GIVEN INSTRUCTION
Transcribe the material exactly. Images do not belong in the copy.
Begin INPUT RECORDS
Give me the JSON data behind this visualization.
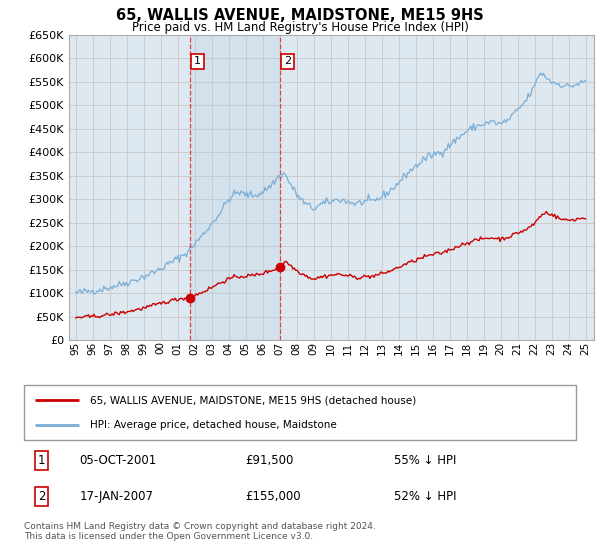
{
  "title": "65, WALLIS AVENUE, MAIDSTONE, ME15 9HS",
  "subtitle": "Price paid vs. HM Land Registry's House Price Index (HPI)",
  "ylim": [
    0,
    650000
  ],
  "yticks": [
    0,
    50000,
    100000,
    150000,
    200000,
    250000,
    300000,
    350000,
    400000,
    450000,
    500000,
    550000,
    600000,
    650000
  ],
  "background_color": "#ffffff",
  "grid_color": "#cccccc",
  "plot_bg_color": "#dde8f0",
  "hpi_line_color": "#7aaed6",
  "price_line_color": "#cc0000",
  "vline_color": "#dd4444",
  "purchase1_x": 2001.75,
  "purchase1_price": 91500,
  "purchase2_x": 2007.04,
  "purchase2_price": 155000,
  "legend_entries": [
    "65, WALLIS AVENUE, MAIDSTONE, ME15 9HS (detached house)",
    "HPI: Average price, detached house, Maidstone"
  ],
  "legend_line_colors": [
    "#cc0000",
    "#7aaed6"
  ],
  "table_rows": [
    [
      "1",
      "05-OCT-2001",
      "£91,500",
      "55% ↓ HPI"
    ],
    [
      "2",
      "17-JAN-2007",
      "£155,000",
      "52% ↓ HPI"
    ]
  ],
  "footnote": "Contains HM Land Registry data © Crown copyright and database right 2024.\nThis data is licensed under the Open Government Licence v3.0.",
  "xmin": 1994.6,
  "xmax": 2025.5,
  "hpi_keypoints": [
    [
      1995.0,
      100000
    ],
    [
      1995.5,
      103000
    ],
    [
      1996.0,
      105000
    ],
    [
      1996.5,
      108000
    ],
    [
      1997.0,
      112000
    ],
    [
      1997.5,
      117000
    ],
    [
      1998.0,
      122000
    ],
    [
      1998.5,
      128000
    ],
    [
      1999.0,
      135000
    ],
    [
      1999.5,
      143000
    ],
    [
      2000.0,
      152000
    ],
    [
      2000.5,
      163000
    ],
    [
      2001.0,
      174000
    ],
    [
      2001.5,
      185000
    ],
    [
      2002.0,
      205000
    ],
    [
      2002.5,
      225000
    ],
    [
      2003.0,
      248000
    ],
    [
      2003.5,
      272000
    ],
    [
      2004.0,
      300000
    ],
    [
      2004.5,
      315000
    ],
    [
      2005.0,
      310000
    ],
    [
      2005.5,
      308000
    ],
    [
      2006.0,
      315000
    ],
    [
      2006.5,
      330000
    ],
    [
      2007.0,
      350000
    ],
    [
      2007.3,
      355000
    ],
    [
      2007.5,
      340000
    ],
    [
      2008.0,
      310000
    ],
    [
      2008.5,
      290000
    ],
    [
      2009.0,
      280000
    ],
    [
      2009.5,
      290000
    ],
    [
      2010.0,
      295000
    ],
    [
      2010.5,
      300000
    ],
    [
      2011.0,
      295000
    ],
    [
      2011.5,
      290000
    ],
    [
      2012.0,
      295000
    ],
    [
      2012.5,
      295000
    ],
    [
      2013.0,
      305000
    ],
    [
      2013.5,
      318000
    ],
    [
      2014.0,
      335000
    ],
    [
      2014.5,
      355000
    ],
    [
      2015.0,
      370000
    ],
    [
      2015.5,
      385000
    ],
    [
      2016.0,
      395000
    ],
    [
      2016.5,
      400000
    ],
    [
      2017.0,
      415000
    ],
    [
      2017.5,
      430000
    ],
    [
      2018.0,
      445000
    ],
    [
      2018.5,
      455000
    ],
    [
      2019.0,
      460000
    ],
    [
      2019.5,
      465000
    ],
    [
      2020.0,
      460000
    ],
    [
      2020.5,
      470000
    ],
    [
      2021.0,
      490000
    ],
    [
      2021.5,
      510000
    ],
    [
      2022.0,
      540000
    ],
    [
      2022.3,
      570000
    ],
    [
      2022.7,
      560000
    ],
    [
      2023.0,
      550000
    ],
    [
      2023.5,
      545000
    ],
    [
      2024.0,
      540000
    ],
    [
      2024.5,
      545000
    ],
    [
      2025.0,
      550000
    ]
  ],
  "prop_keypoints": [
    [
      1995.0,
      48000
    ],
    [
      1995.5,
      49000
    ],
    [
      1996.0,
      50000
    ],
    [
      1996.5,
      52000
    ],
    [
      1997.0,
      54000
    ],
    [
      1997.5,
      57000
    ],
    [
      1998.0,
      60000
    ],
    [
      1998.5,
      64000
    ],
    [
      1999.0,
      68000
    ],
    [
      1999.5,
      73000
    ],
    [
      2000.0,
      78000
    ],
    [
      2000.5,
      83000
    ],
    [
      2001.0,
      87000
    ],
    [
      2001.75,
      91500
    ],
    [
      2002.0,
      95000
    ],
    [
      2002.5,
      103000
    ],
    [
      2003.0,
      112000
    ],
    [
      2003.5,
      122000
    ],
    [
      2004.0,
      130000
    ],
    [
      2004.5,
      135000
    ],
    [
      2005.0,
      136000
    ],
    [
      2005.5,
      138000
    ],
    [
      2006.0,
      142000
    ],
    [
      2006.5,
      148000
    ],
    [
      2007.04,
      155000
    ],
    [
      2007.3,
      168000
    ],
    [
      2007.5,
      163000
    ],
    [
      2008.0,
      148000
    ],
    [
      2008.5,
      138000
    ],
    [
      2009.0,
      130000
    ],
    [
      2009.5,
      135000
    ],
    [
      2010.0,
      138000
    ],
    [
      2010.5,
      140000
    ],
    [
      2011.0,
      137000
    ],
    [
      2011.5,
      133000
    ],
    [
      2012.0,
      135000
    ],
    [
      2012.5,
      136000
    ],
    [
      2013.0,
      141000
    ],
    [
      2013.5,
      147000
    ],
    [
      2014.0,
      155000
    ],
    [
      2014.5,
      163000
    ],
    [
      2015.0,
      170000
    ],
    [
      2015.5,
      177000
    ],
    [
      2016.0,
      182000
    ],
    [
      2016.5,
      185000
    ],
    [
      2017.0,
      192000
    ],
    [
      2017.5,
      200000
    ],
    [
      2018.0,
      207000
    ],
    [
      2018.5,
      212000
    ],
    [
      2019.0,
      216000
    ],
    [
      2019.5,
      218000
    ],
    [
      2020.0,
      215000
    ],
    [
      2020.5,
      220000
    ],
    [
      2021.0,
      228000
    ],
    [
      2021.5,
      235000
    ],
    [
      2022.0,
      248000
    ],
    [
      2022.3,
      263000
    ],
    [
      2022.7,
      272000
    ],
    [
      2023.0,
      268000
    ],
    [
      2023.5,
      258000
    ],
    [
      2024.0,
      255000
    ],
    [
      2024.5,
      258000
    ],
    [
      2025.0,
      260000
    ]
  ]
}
End INPUT RECORDS
EXERCISE RESULT
Give me the JSON data behind this visualization.
{
  "title": "65, WALLIS AVENUE, MAIDSTONE, ME15 9HS",
  "subtitle": "Price paid vs. HM Land Registry's House Price Index (HPI)",
  "ylim": [
    0,
    650000
  ],
  "yticks": [
    0,
    50000,
    100000,
    150000,
    200000,
    250000,
    300000,
    350000,
    400000,
    450000,
    500000,
    550000,
    600000,
    650000
  ],
  "background_color": "#ffffff",
  "grid_color": "#cccccc",
  "plot_bg_color": "#dde8f0",
  "hpi_line_color": "#7aaed6",
  "price_line_color": "#cc0000",
  "vline_color": "#dd4444",
  "purchase1_x": 2001.75,
  "purchase1_price": 91500,
  "purchase2_x": 2007.04,
  "purchase2_price": 155000,
  "legend_entries": [
    "65, WALLIS AVENUE, MAIDSTONE, ME15 9HS (detached house)",
    "HPI: Average price, detached house, Maidstone"
  ],
  "legend_line_colors": [
    "#cc0000",
    "#7aaed6"
  ],
  "table_rows": [
    [
      "1",
      "05-OCT-2001",
      "£91,500",
      "55% ↓ HPI"
    ],
    [
      "2",
      "17-JAN-2007",
      "£155,000",
      "52% ↓ HPI"
    ]
  ],
  "footnote": "Contains HM Land Registry data © Crown copyright and database right 2024.\nThis data is licensed under the Open Government Licence v3.0.",
  "xmin": 1994.6,
  "xmax": 2025.5,
  "hpi_keypoints": [
    [
      1995.0,
      100000
    ],
    [
      1995.5,
      103000
    ],
    [
      1996.0,
      105000
    ],
    [
      1996.5,
      108000
    ],
    [
      1997.0,
      112000
    ],
    [
      1997.5,
      117000
    ],
    [
      1998.0,
      122000
    ],
    [
      1998.5,
      128000
    ],
    [
      1999.0,
      135000
    ],
    [
      1999.5,
      143000
    ],
    [
      2000.0,
      152000
    ],
    [
      2000.5,
      163000
    ],
    [
      2001.0,
      174000
    ],
    [
      2001.5,
      185000
    ],
    [
      2002.0,
      205000
    ],
    [
      2002.5,
      225000
    ],
    [
      2003.0,
      248000
    ],
    [
      2003.5,
      272000
    ],
    [
      2004.0,
      300000
    ],
    [
      2004.5,
      315000
    ],
    [
      2005.0,
      310000
    ],
    [
      2005.5,
      308000
    ],
    [
      2006.0,
      315000
    ],
    [
      2006.5,
      330000
    ],
    [
      2007.0,
      350000
    ],
    [
      2007.3,
      355000
    ],
    [
      2007.5,
      340000
    ],
    [
      2008.0,
      310000
    ],
    [
      2008.5,
      290000
    ],
    [
      2009.0,
      280000
    ],
    [
      2009.5,
      290000
    ],
    [
      2010.0,
      295000
    ],
    [
      2010.5,
      300000
    ],
    [
      2011.0,
      295000
    ],
    [
      2011.5,
      290000
    ],
    [
      2012.0,
      295000
    ],
    [
      2012.5,
      295000
    ],
    [
      2013.0,
      305000
    ],
    [
      2013.5,
      318000
    ],
    [
      2014.0,
      335000
    ],
    [
      2014.5,
      355000
    ],
    [
      2015.0,
      370000
    ],
    [
      2015.5,
      385000
    ],
    [
      2016.0,
      395000
    ],
    [
      2016.5,
      400000
    ],
    [
      2017.0,
      415000
    ],
    [
      2017.5,
      430000
    ],
    [
      2018.0,
      445000
    ],
    [
      2018.5,
      455000
    ],
    [
      2019.0,
      460000
    ],
    [
      2019.5,
      465000
    ],
    [
      2020.0,
      460000
    ],
    [
      2020.5,
      470000
    ],
    [
      2021.0,
      490000
    ],
    [
      2021.5,
      510000
    ],
    [
      2022.0,
      540000
    ],
    [
      2022.3,
      570000
    ],
    [
      2022.7,
      560000
    ],
    [
      2023.0,
      550000
    ],
    [
      2023.5,
      545000
    ],
    [
      2024.0,
      540000
    ],
    [
      2024.5,
      545000
    ],
    [
      2025.0,
      550000
    ]
  ],
  "prop_keypoints": [
    [
      1995.0,
      48000
    ],
    [
      1995.5,
      49000
    ],
    [
      1996.0,
      50000
    ],
    [
      1996.5,
      52000
    ],
    [
      1997.0,
      54000
    ],
    [
      1997.5,
      57000
    ],
    [
      1998.0,
      60000
    ],
    [
      1998.5,
      64000
    ],
    [
      1999.0,
      68000
    ],
    [
      1999.5,
      73000
    ],
    [
      2000.0,
      78000
    ],
    [
      2000.5,
      83000
    ],
    [
      2001.0,
      87000
    ],
    [
      2001.75,
      91500
    ],
    [
      2002.0,
      95000
    ],
    [
      2002.5,
      103000
    ],
    [
      2003.0,
      112000
    ],
    [
      2003.5,
      122000
    ],
    [
      2004.0,
      130000
    ],
    [
      2004.5,
      135000
    ],
    [
      2005.0,
      136000
    ],
    [
      2005.5,
      138000
    ],
    [
      2006.0,
      142000
    ],
    [
      2006.5,
      148000
    ],
    [
      2007.04,
      155000
    ],
    [
      2007.3,
      168000
    ],
    [
      2007.5,
      163000
    ],
    [
      2008.0,
      148000
    ],
    [
      2008.5,
      138000
    ],
    [
      2009.0,
      130000
    ],
    [
      2009.5,
      135000
    ],
    [
      2010.0,
      138000
    ],
    [
      2010.5,
      140000
    ],
    [
      2011.0,
      137000
    ],
    [
      2011.5,
      133000
    ],
    [
      2012.0,
      135000
    ],
    [
      2012.5,
      136000
    ],
    [
      2013.0,
      141000
    ],
    [
      2013.5,
      147000
    ],
    [
      2014.0,
      155000
    ],
    [
      2014.5,
      163000
    ],
    [
      2015.0,
      170000
    ],
    [
      2015.5,
      177000
    ],
    [
      2016.0,
      182000
    ],
    [
      2016.5,
      185000
    ],
    [
      2017.0,
      192000
    ],
    [
      2017.5,
      200000
    ],
    [
      2018.0,
      207000
    ],
    [
      2018.5,
      212000
    ],
    [
      2019.0,
      216000
    ],
    [
      2019.5,
      218000
    ],
    [
      2020.0,
      215000
    ],
    [
      2020.5,
      220000
    ],
    [
      2021.0,
      228000
    ],
    [
      2021.5,
      235000
    ],
    [
      2022.0,
      248000
    ],
    [
      2022.3,
      263000
    ],
    [
      2022.7,
      272000
    ],
    [
      2023.0,
      268000
    ],
    [
      2023.5,
      258000
    ],
    [
      2024.0,
      255000
    ],
    [
      2024.5,
      258000
    ],
    [
      2025.0,
      260000
    ]
  ]
}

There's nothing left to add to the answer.